## What you are asked to do
Gather every line from the entries below that includes "PERCENTS".

start Task data

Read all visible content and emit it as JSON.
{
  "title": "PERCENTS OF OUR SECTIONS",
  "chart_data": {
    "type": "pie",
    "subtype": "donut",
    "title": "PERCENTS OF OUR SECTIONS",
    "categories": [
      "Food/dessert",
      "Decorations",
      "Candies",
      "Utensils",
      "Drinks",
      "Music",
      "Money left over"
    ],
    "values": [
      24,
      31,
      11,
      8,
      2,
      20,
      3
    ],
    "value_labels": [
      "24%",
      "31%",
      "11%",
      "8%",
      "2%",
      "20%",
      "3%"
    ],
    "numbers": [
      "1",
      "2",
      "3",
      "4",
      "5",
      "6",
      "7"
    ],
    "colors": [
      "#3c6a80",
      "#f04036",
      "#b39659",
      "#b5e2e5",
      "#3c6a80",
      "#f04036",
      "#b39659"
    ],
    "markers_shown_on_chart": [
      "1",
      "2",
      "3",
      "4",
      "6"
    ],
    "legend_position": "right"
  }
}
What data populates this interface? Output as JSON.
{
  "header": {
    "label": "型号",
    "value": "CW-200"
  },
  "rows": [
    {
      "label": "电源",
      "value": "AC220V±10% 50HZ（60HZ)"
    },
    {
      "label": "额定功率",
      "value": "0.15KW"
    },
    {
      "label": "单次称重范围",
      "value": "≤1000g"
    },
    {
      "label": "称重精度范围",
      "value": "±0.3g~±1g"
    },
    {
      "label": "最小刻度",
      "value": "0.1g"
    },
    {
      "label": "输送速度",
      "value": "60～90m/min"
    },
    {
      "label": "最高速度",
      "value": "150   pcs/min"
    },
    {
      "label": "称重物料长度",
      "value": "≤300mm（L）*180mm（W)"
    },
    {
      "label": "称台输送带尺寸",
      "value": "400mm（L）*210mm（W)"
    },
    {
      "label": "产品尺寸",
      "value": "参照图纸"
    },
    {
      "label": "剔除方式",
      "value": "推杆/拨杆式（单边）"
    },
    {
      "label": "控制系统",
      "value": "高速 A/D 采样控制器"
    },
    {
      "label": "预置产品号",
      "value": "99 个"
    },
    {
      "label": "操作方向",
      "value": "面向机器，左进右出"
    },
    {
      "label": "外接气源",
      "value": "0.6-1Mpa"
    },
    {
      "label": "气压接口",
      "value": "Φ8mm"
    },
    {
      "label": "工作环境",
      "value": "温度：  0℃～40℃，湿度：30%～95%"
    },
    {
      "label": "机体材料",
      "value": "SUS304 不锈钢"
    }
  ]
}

end Task data

## Expected output
  "title": "PERCENTS OF OUR SECTIONS",
    "title": "PERCENTS OF OUR SECTIONS",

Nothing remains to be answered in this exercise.